#### EXTRACTED INFORMATION ####

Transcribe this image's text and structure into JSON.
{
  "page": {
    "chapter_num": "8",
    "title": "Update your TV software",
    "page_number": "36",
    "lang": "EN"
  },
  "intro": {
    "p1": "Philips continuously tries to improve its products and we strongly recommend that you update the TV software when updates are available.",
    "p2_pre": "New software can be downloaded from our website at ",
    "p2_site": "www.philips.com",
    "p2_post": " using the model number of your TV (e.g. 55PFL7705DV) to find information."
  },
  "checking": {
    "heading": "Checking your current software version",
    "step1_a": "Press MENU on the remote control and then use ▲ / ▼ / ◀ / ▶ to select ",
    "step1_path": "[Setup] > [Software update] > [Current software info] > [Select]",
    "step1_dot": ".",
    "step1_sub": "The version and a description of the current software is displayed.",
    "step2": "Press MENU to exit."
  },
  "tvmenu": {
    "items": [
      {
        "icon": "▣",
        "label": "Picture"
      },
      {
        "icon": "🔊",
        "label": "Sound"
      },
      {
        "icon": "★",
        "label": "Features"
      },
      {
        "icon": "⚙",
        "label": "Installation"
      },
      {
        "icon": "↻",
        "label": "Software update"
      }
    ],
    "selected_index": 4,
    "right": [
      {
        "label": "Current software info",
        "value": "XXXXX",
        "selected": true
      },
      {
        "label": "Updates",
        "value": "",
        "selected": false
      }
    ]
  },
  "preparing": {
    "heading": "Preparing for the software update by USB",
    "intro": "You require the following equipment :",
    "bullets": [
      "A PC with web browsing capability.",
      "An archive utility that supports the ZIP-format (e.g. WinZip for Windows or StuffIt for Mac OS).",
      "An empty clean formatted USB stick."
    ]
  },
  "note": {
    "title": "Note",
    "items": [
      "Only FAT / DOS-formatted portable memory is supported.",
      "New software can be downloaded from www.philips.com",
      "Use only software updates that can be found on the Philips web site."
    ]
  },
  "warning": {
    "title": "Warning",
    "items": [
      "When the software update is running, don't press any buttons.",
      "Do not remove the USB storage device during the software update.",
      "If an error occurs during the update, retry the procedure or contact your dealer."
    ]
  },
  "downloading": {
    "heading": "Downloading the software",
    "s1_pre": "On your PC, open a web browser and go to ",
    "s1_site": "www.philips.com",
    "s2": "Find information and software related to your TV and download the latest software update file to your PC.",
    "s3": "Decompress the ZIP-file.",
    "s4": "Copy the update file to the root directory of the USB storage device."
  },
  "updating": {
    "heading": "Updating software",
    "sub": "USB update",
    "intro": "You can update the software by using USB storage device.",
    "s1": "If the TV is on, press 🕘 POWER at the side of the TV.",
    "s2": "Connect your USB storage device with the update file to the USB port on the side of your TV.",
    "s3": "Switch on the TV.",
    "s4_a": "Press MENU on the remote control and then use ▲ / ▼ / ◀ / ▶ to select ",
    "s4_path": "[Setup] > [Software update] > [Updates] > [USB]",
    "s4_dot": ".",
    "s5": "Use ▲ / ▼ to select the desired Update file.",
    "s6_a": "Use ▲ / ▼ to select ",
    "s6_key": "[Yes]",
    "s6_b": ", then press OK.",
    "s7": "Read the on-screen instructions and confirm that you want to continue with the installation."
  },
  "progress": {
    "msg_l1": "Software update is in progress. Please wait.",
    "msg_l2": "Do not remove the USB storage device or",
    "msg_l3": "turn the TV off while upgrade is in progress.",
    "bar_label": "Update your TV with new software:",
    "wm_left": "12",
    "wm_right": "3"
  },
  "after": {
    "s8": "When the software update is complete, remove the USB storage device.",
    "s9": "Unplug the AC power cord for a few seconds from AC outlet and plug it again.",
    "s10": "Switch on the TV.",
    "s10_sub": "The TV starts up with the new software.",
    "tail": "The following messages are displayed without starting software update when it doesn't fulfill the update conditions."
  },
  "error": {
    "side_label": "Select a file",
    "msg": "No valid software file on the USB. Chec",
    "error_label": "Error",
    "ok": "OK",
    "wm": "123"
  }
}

####

DO THIS: Repeat the data in its entirety, character for character.

FINAL RESULT:
Transcribe this image's text and structure into JSON.
{
  "page": {
    "chapter_num": "8",
    "title": "Update your TV software",
    "page_number": "36",
    "lang": "EN"
  },
  "intro": {
    "p1": "Philips continuously tries to improve its products and we strongly recommend that you update the TV software when updates are available.",
    "p2_pre": "New software can be downloaded from our website at ",
    "p2_site": "www.philips.com",
    "p2_post": " using the model number of your TV (e.g. 55PFL7705DV) to find information."
  },
  "checking": {
    "heading": "Checking your current software version",
    "step1_a": "Press MENU on the remote control and then use ▲ / ▼ / ◀ / ▶ to select ",
    "step1_path": "[Setup] > [Software update] > [Current software info] > [Select]",
    "step1_dot": ".",
    "step1_sub": "The version and a description of the current software is displayed.",
    "step2": "Press MENU to exit."
  },
  "tvmenu": {
    "items": [
      {
        "icon": "▣",
        "label": "Picture"
      },
      {
        "icon": "🔊",
        "label": "Sound"
      },
      {
        "icon": "★",
        "label": "Features"
      },
      {
        "icon": "⚙",
        "label": "Installation"
      },
      {
        "icon": "↻",
        "label": "Software update"
      }
    ],
    "selected_index": 4,
    "right": [
      {
        "label": "Current software info",
        "value": "XXXXX",
        "selected": true
      },
      {
        "label": "Updates",
        "value": "",
        "selected": false
      }
    ]
  },
  "preparing": {
    "heading": "Preparing for the software update by USB",
    "intro": "You require the following equipment :",
    "bullets": [
      "A PC with web browsing capability.",
      "An archive utility that supports the ZIP-format (e.g. WinZip for Windows or StuffIt for Mac OS).",
      "An empty clean formatted USB stick."
    ]
  },
  "note": {
    "title": "Note",
    "items": [
      "Only FAT / DOS-formatted portable memory is supported.",
      "New software can be downloaded from www.philips.com",
      "Use only software updates that can be found on the Philips web site."
    ]
  },
  "warning": {
    "title": "Warning",
    "items": [
      "When the software update is running, don't press any buttons.",
      "Do not remove the USB storage device during the software update.",
      "If an error occurs during the update, retry the procedure or contact your dealer."
    ]
  },
  "downloading": {
    "heading": "Downloading the software",
    "s1_pre": "On your PC, open a web browser and go to ",
    "s1_site": "www.philips.com",
    "s2": "Find information and software related to your TV and download the latest software update file to your PC.",
    "s3": "Decompress the ZIP-file.",
    "s4": "Copy the update file to the root directory of the USB storage device."
  },
  "updating": {
    "heading": "Updating software",
    "sub": "USB update",
    "intro": "You can update the software by using USB storage device.",
    "s1": "If the TV is on, press 🕘 POWER at the side of the TV.",
    "s2": "Connect your USB storage device with the update file to the USB port on the side of your TV.",
    "s3": "Switch on the TV.",
    "s4_a": "Press MENU on the remote control and then use ▲ / ▼ / ◀ / ▶ to select ",
    "s4_path": "[Setup] > [Software update] > [Updates] > [USB]",
    "s4_dot": ".",
    "s5": "Use ▲ / ▼ to select the desired Update file.",
    "s6_a": "Use ▲ / ▼ to select ",
    "s6_key": "[Yes]",
    "s6_b": ", then press OK.",
    "s7": "Read the on-screen instructions and confirm that you want to continue with the installation."
  },
  "progress": {
    "msg_l1": "Software update is in progress. Please wait.",
    "msg_l2": "Do not remove the USB storage device or",
    "msg_l3": "turn the TV off while upgrade is in progress.",
    "bar_label": "Update your TV with new software:",
    "wm_left": "12",
    "wm_right": "3"
  },
  "after": {
    "s8": "When the software update is complete, remove the USB storage device.",
    "s9": "Unplug the AC power cord for a few seconds from AC outlet and plug it again.",
    "s10": "Switch on the TV.",
    "s10_sub": "The TV starts up with the new software.",
    "tail": "The following messages are displayed without starting software update when it doesn't fulfill the update conditions."
  },
  "error": {
    "side_label": "Select a file",
    "msg": "No valid software file on the USB. Chec",
    "error_label": "Error",
    "ok": "OK",
    "wm": "123"
  }
}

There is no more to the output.